Wherever the word "baseline" turns up in a line of the entries, copy that line.

==========

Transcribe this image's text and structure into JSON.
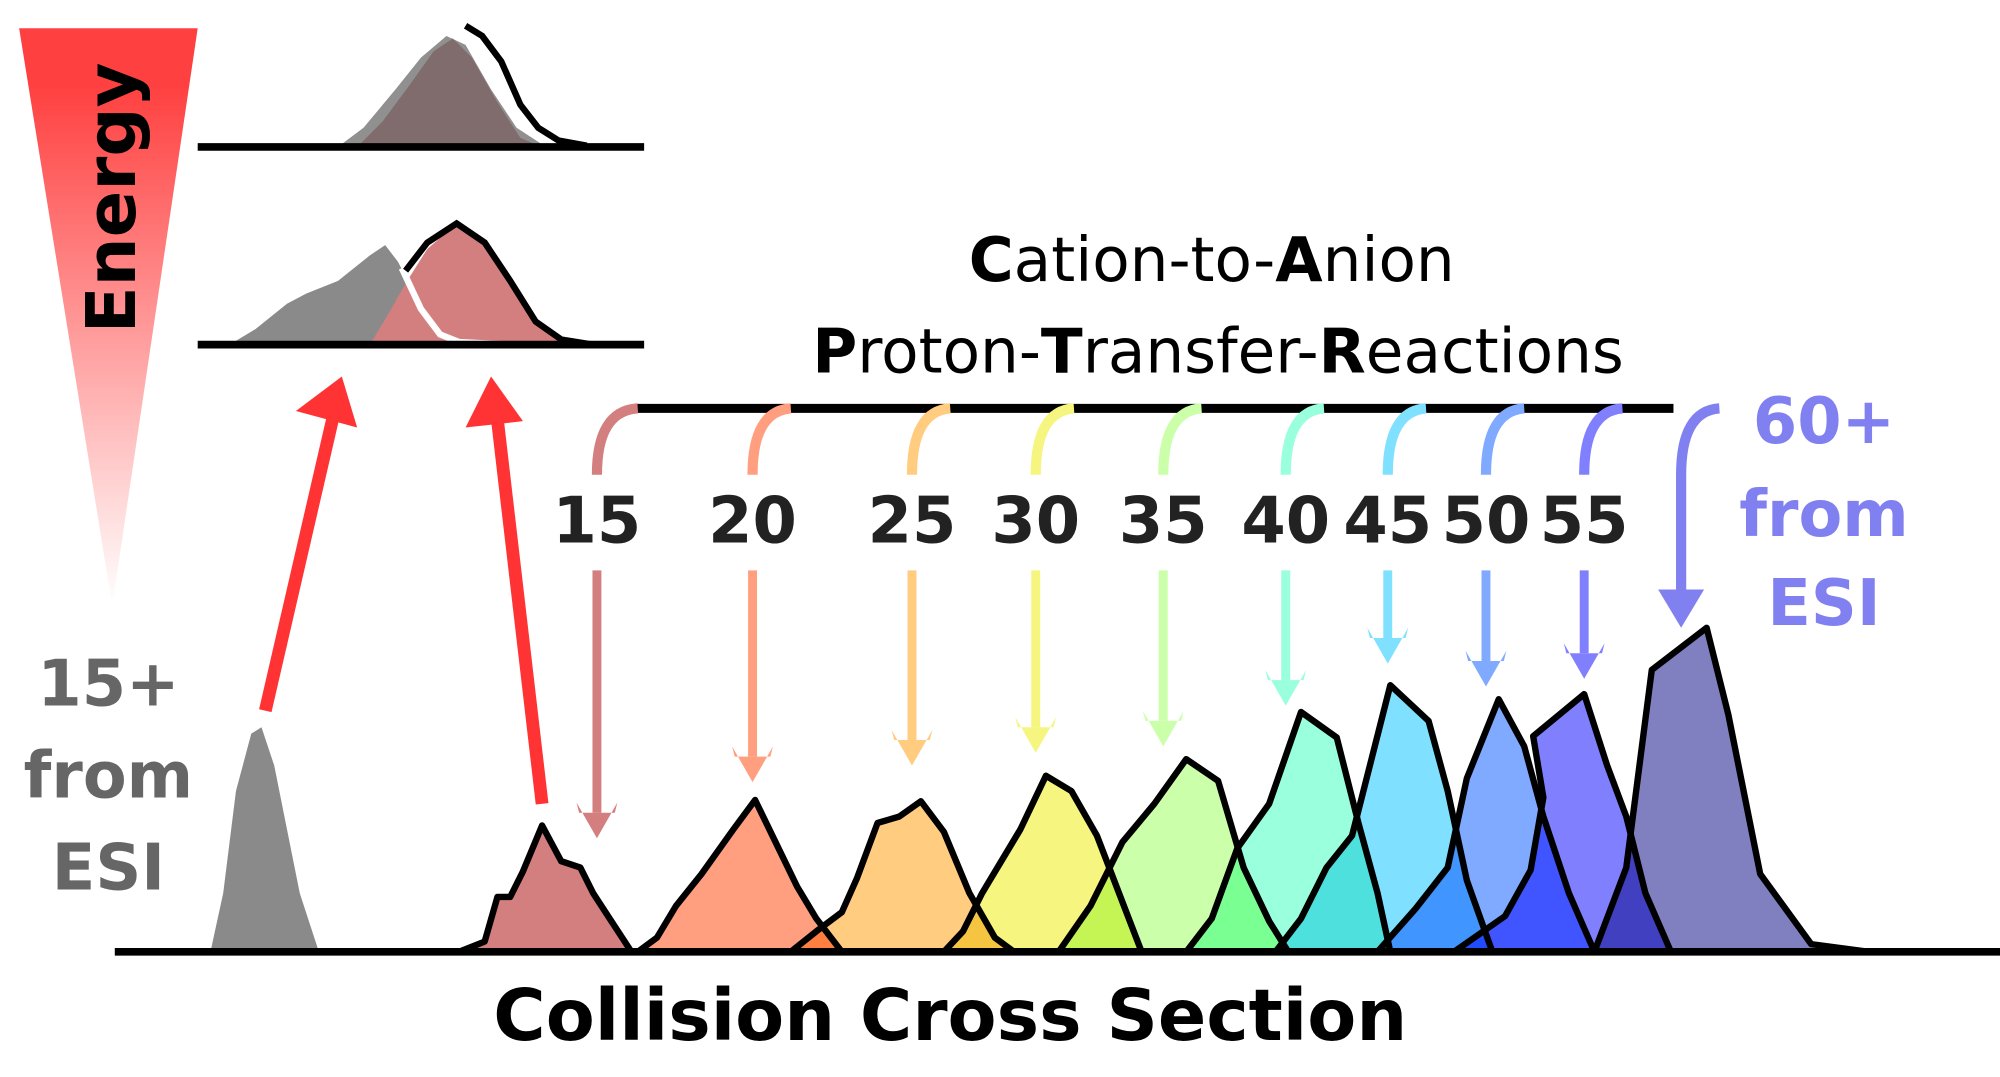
{
  "energy_label": "Energy",
  "esi_low": {
    "lines": [
      "15+",
      "from",
      "ESI"
    ],
    "color": "#666666"
  },
  "esi_high": {
    "lines": [
      "60+",
      "from",
      "ESI"
    ],
    "color": "#8080f0"
  },
  "title": {
    "line1": [
      {
        "t": "C",
        "b": true
      },
      {
        "t": "ation-to-",
        "b": false
      },
      {
        "t": "A",
        "b": true
      },
      {
        "t": "nion",
        "b": false
      }
    ],
    "line2": [
      {
        "t": "P",
        "b": true
      },
      {
        "t": "roton-",
        "b": false
      },
      {
        "t": "T",
        "b": true
      },
      {
        "t": "ransfer-",
        "b": false
      },
      {
        "t": "R",
        "b": true
      },
      {
        "t": "eactions",
        "b": false
      }
    ]
  },
  "x_axis_label": "Collision Cross Section",
  "colors": {
    "energy_gradient_top": "#ff4040",
    "energy_arrows": "#ff3333",
    "esi_peak": "#8a8a8a"
  },
  "charge_states": [
    {
      "label": "15",
      "color": "#d47f7f"
    },
    {
      "label": "20",
      "color": "#ff9f80"
    },
    {
      "label": "25",
      "color": "#ffcc80"
    },
    {
      "label": "30",
      "color": "#f5f580"
    },
    {
      "label": "35",
      "color": "#ccffaa"
    },
    {
      "label": "40",
      "color": "#99ffdd"
    },
    {
      "label": "45",
      "color": "#80e0ff"
    },
    {
      "label": "50",
      "color": "#80aaff"
    },
    {
      "label": "55",
      "color": "#8080ff"
    },
    {
      "label": "60+",
      "color": "#8080c0"
    }
  ]
}
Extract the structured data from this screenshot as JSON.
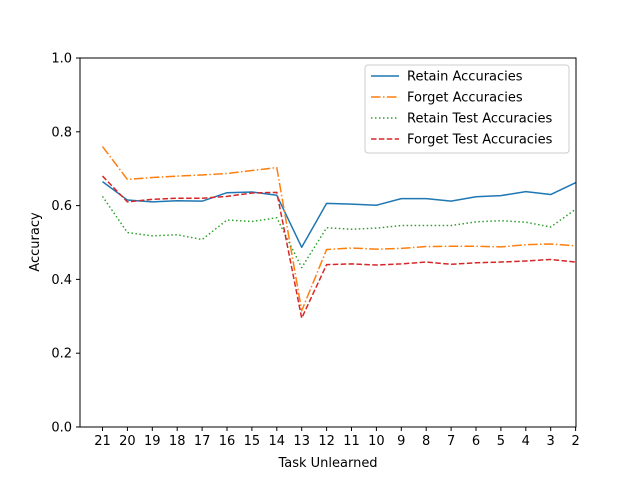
{
  "chart_data": {
    "type": "line",
    "xlabel": "Task Unlearned",
    "ylabel": "Accuracy",
    "categories": [
      "21",
      "20",
      "19",
      "18",
      "17",
      "16",
      "15",
      "14",
      "13",
      "12",
      "11",
      "10",
      "9",
      "8",
      "7",
      "6",
      "5",
      "4",
      "3",
      "2"
    ],
    "ylim": [
      0.0,
      1.0
    ],
    "yticks": [
      "0.0",
      "0.2",
      "0.4",
      "0.6",
      "0.8",
      "1.0"
    ],
    "grid": false,
    "legend_position": "top-right",
    "series": [
      {
        "name": "Retain Accuracies",
        "color": "#1f77b4",
        "style": "solid",
        "values": [
          0.665,
          0.615,
          0.61,
          0.613,
          0.612,
          0.635,
          0.637,
          0.628,
          0.487,
          0.606,
          0.604,
          0.601,
          0.619,
          0.619,
          0.612,
          0.624,
          0.627,
          0.638,
          0.63,
          0.662
        ]
      },
      {
        "name": "Forget Accuracies",
        "color": "#ff7f0e",
        "style": "dashdot",
        "values": [
          0.76,
          0.671,
          0.676,
          0.68,
          0.683,
          0.687,
          0.695,
          0.703,
          0.315,
          0.481,
          0.485,
          0.482,
          0.484,
          0.489,
          0.49,
          0.49,
          0.488,
          0.494,
          0.496,
          0.491
        ]
      },
      {
        "name": "Retain Test Accuracies",
        "color": "#2ca02c",
        "style": "dotted",
        "values": [
          0.625,
          0.527,
          0.518,
          0.521,
          0.508,
          0.561,
          0.557,
          0.567,
          0.432,
          0.54,
          0.536,
          0.539,
          0.546,
          0.546,
          0.546,
          0.556,
          0.559,
          0.555,
          0.542,
          0.59
        ]
      },
      {
        "name": "Forget Test Accuracies",
        "color": "#d62728",
        "style": "dashed",
        "values": [
          0.68,
          0.61,
          0.617,
          0.62,
          0.62,
          0.625,
          0.634,
          0.636,
          0.295,
          0.44,
          0.442,
          0.439,
          0.442,
          0.447,
          0.441,
          0.445,
          0.447,
          0.45,
          0.454,
          0.447
        ]
      }
    ]
  }
}
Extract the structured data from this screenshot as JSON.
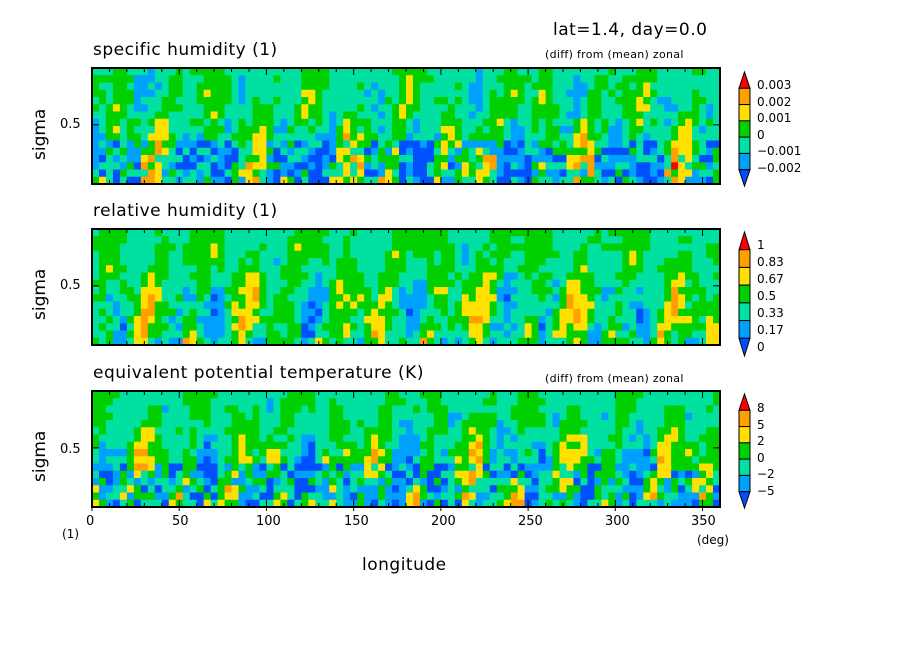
{
  "header": {
    "title": "lat=1.4, day=0.0"
  },
  "chart_data": [
    {
      "type": "heatmap",
      "title": "specific humidity (1)",
      "note": "(diff) from (mean) zonal",
      "ylabel": "sigma",
      "yticks": [
        "0.5"
      ],
      "colorbar_levels": [
        "0.003",
        "0.002",
        "0.001",
        "0",
        "−0.001",
        "−0.002"
      ],
      "colors": [
        "#0050ff",
        "#00a0ff",
        "#00e0a0",
        "#00d000",
        "#ffe000",
        "#ffa000",
        "#ff0000"
      ],
      "seed": 7
    },
    {
      "type": "heatmap",
      "title": "relative humidity (1)",
      "note": "",
      "ylabel": "sigma",
      "yticks": [
        "0.5"
      ],
      "colorbar_levels": [
        "1",
        "0.83",
        "0.67",
        "0.5",
        "0.33",
        "0.17",
        "0"
      ],
      "colors": [
        "#0050ff",
        "#00a0ff",
        "#00e0a0",
        "#00d000",
        "#ffe000",
        "#ffa000",
        "#ff0000"
      ],
      "seed": 19
    },
    {
      "type": "heatmap",
      "title": "equivalent potential temperature (K)",
      "note": "(diff) from (mean) zonal",
      "ylabel": "sigma",
      "yticks": [
        "0.5"
      ],
      "colorbar_levels": [
        "8",
        "5",
        "2",
        "0",
        "−2",
        "−5"
      ],
      "colors": [
        "#0050ff",
        "#00a0ff",
        "#00e0a0",
        "#00d000",
        "#ffe000",
        "#ffa000",
        "#ff0000"
      ],
      "seed": 31
    }
  ],
  "xaxis": {
    "label": "longitude",
    "ticks": [
      "0",
      "50",
      "100",
      "150",
      "200",
      "250",
      "300",
      "350"
    ],
    "tick_values": [
      0,
      50,
      100,
      150,
      200,
      250,
      300,
      350
    ],
    "range": [
      0,
      360
    ],
    "unit": "(deg)",
    "corner_unit": "(1)"
  }
}
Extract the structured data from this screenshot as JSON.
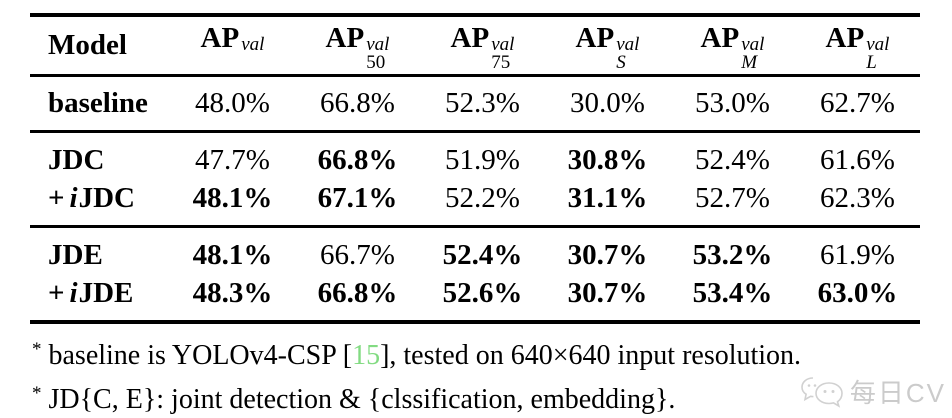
{
  "colors": {
    "text": "#000000",
    "background": "#ffffff",
    "citation_green": "#82db82",
    "watermark_gray": "#c9c9c9"
  },
  "table": {
    "columns": [
      {
        "label": "Model"
      },
      {
        "base": "AP",
        "sup": "val",
        "sub": ""
      },
      {
        "base": "AP",
        "sup": "val",
        "sub": "50"
      },
      {
        "base": "AP",
        "sup": "val",
        "sub": "75"
      },
      {
        "base": "AP",
        "sup": "val",
        "sub": "S"
      },
      {
        "base": "AP",
        "sup": "val",
        "sub": "M"
      },
      {
        "base": "AP",
        "sup": "val",
        "sub": "L"
      }
    ],
    "groups": [
      {
        "rows": [
          {
            "model": {
              "prefix": "",
              "italic": "",
              "name": "baseline"
            },
            "cells": [
              {
                "v": "48.0%",
                "bold": false
              },
              {
                "v": "66.8%",
                "bold": false
              },
              {
                "v": "52.3%",
                "bold": false
              },
              {
                "v": "30.0%",
                "bold": false
              },
              {
                "v": "53.0%",
                "bold": false
              },
              {
                "v": "62.7%",
                "bold": false
              }
            ]
          }
        ]
      },
      {
        "rows": [
          {
            "model": {
              "prefix": "",
              "italic": "",
              "name": "JDC"
            },
            "cells": [
              {
                "v": "47.7%",
                "bold": false
              },
              {
                "v": "66.8%",
                "bold": true
              },
              {
                "v": "51.9%",
                "bold": false
              },
              {
                "v": "30.8%",
                "bold": true
              },
              {
                "v": "52.4%",
                "bold": false
              },
              {
                "v": "61.6%",
                "bold": false
              }
            ]
          },
          {
            "model": {
              "prefix": "+",
              "italic": "i",
              "name": "JDC"
            },
            "cells": [
              {
                "v": "48.1%",
                "bold": true
              },
              {
                "v": "67.1%",
                "bold": true
              },
              {
                "v": "52.2%",
                "bold": false
              },
              {
                "v": "31.1%",
                "bold": true
              },
              {
                "v": "52.7%",
                "bold": false
              },
              {
                "v": "62.3%",
                "bold": false
              }
            ]
          }
        ]
      },
      {
        "rows": [
          {
            "model": {
              "prefix": "",
              "italic": "",
              "name": "JDE"
            },
            "cells": [
              {
                "v": "48.1%",
                "bold": true
              },
              {
                "v": "66.7%",
                "bold": false
              },
              {
                "v": "52.4%",
                "bold": true
              },
              {
                "v": "30.7%",
                "bold": true
              },
              {
                "v": "53.2%",
                "bold": true
              },
              {
                "v": "61.9%",
                "bold": false
              }
            ]
          },
          {
            "model": {
              "prefix": "+",
              "italic": "i",
              "name": "JDE"
            },
            "cells": [
              {
                "v": "48.3%",
                "bold": true
              },
              {
                "v": "66.8%",
                "bold": true
              },
              {
                "v": "52.6%",
                "bold": true
              },
              {
                "v": "30.7%",
                "bold": true
              },
              {
                "v": "53.4%",
                "bold": true
              },
              {
                "v": "63.0%",
                "bold": true
              }
            ]
          }
        ]
      }
    ]
  },
  "footnotes": [
    {
      "marker": "*",
      "before_cite": "baseline is YOLOv4-CSP [",
      "cite": "15",
      "after_cite": "], tested on 640×640 input resolution."
    },
    {
      "marker": "*",
      "text": "JD{C, E}: joint detection & {clssification, embedding}."
    }
  ],
  "watermark": {
    "icon": "chat-bubbles-icon",
    "text": "每日CV"
  }
}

==========

▶ **Response**
              "name": "baseline"
      "before_cite": "baseline is YOLOv4-CSP [",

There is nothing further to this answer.